▶ **LISTED ENTRIES**

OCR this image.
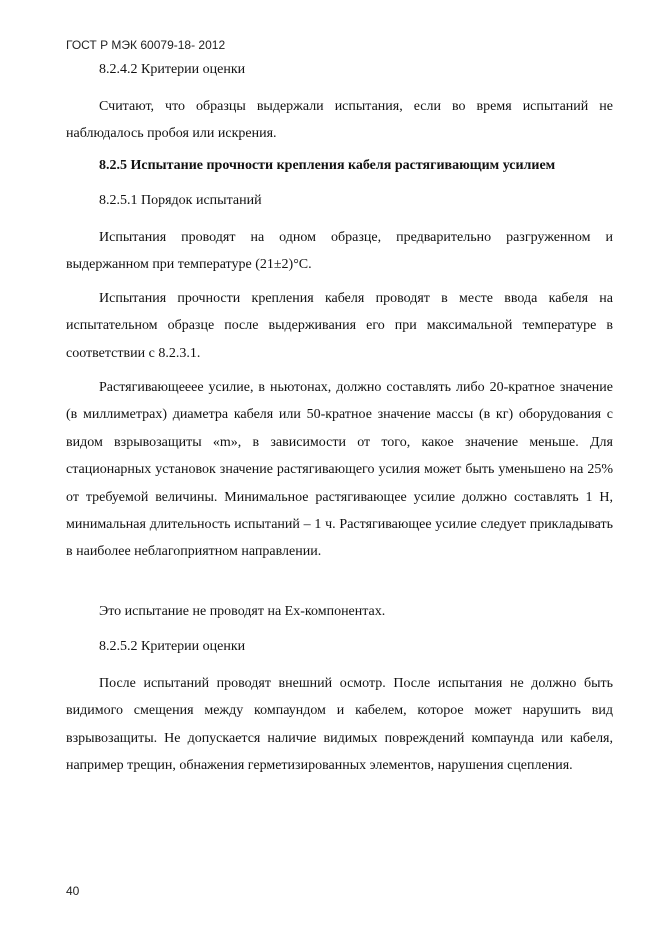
ГОСТ Р МЭК 60079-18- 2012
8.2.4.2 Критерии оценки

Считают, что образцы выдержали испытания, если во время испытаний не наблюдалось пробоя или искрения.

8.2.5 Испытание прочности крепления кабеля растягивающим усилием
8.2.5.1 Порядок испытаний

Испытания проводят на одном образце, предварительно разгруженном и выдержанном при температуре (21±2)°С.

Испытания прочности крепления кабеля проводят в месте ввода кабеля на испытательном образце после выдерживания его при максимальной температуре в соответствии с 8.2.3.1.

Растягивающееее усилие, в ньютонах, должно составлять либо 20-кратное значение (в миллиметрах) диаметра кабеля или 50-кратное значение массы (в кг) оборудования с видом взрывозащиты «m», в зависимости от того, какое значение меньше. Для стационарных установок значение растягивающего усилия может быть уменьшено на 25% от требуемой величины. Минимальное растягивающее усилие должно составлять 1 Н, минимальная длительность испытаний – 1 ч. Растягивающее усилие следует прикладывать в наиболее неблагоприятном направлении.

Это испытание не проводят на Ex-компонентах.
8.2.5.2 Критерии оценки

После испытаний проводят внешний осмотр. После испытания не должно быть видимого смещения между компаундом и кабелем, которое может нарушить вид взрывозащиты. Не допускается наличие видимых повреждений компаунда или кабеля, например трещин, обнажения герметизированных элементов, нарушения сцепления.

40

▶ **WORK TO COMPLETE**
Reproduce every record above exactly, omitting the pictures.

▶ **ANSWER FOR THIS EXERCISE**
OCR this image.
ГОСТ Р МЭК 60079-18- 2012
8.2.4.2 Критерии оценки

Считают, что образцы выдержали испытания, если во время испытаний не наблюдалось пробоя или искрения.

8.2.5 Испытание прочности крепления кабеля растягивающим усилием
8.2.5.1 Порядок испытаний

Испытания проводят на одном образце, предварительно разгруженном и выдержанном при температуре (21±2)°С.

Испытания прочности крепления кабеля проводят в месте ввода кабеля на испытательном образце после выдерживания его при максимальной температуре в соответствии с 8.2.3.1.

Растягивающееее усилие, в ньютонах, должно составлять либо 20-кратное значение (в миллиметрах) диаметра кабеля или 50-кратное значение массы (в кг) оборудования с видом взрывозащиты «m», в зависимости от того, какое значение меньше. Для стационарных установок значение растягивающего усилия может быть уменьшено на 25% от требуемой величины. Минимальное растягивающее усилие должно составлять 1 Н, минимальная длительность испытаний – 1 ч. Растягивающее усилие следует прикладывать в наиболее неблагоприятном направлении.

Это испытание не проводят на Ex-компонентах.
8.2.5.2 Критерии оценки

После испытаний проводят внешний осмотр. После испытания не должно быть видимого смещения между компаундом и кабелем, которое может нарушить вид взрывозащиты. Не допускается наличие видимых повреждений компаунда или кабеля, например трещин, обнажения герметизированных элементов, нарушения сцепления.

40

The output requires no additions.